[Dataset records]
(begin)

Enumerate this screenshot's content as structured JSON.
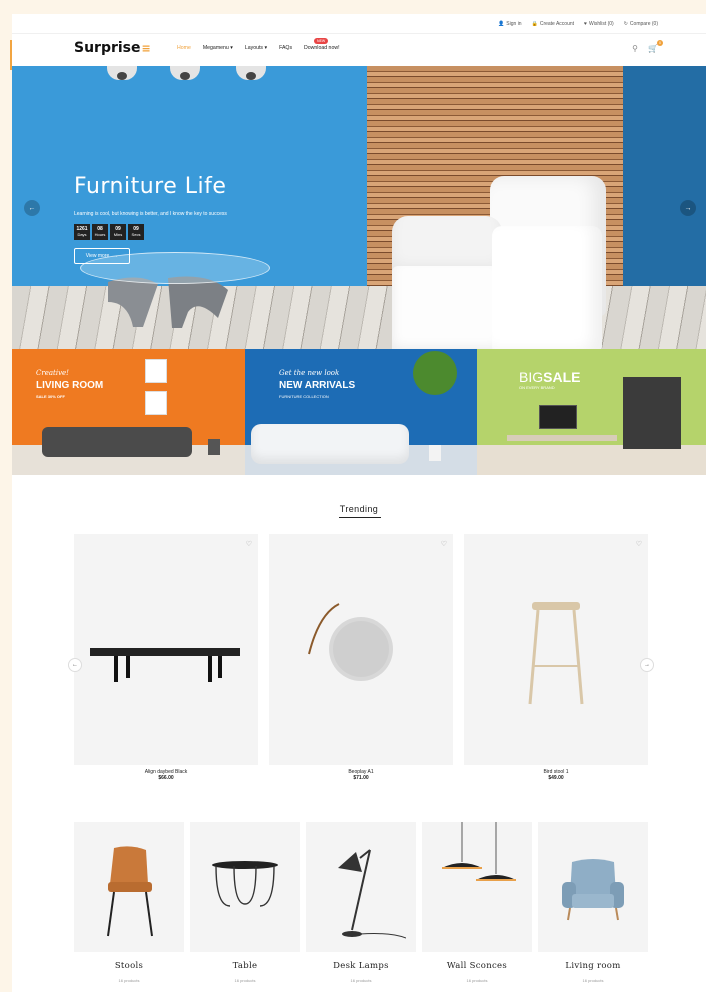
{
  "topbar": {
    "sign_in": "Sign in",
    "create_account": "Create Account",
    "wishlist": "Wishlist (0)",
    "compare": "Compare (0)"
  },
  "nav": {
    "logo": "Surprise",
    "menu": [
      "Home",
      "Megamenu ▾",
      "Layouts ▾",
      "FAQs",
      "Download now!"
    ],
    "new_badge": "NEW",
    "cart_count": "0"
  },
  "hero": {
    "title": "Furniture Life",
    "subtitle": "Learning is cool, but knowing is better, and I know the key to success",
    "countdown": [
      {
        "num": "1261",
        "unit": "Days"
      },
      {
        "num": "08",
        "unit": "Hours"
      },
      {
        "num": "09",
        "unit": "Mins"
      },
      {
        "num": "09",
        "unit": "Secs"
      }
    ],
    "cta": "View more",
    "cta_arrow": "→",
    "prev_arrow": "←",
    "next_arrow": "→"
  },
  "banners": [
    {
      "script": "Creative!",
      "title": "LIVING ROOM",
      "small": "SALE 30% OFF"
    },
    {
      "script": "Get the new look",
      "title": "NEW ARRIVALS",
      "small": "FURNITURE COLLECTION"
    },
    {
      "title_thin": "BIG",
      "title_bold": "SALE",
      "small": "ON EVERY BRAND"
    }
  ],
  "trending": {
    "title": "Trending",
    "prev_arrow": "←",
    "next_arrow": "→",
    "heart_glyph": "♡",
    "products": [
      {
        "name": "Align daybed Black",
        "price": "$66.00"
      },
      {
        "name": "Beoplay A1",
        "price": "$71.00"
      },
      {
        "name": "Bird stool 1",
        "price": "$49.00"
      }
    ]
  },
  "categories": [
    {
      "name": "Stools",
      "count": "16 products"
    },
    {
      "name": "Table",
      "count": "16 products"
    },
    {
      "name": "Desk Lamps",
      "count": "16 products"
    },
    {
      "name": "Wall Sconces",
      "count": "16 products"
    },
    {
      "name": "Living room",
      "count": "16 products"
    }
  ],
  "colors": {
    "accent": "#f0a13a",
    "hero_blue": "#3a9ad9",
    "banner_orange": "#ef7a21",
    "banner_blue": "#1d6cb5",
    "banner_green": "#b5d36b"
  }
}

(end)

**Objective:** Where a line above holds the string "script", show that line.

**Answer to this problem:**
      "script": "Creative!",
      "script": "Get the new look",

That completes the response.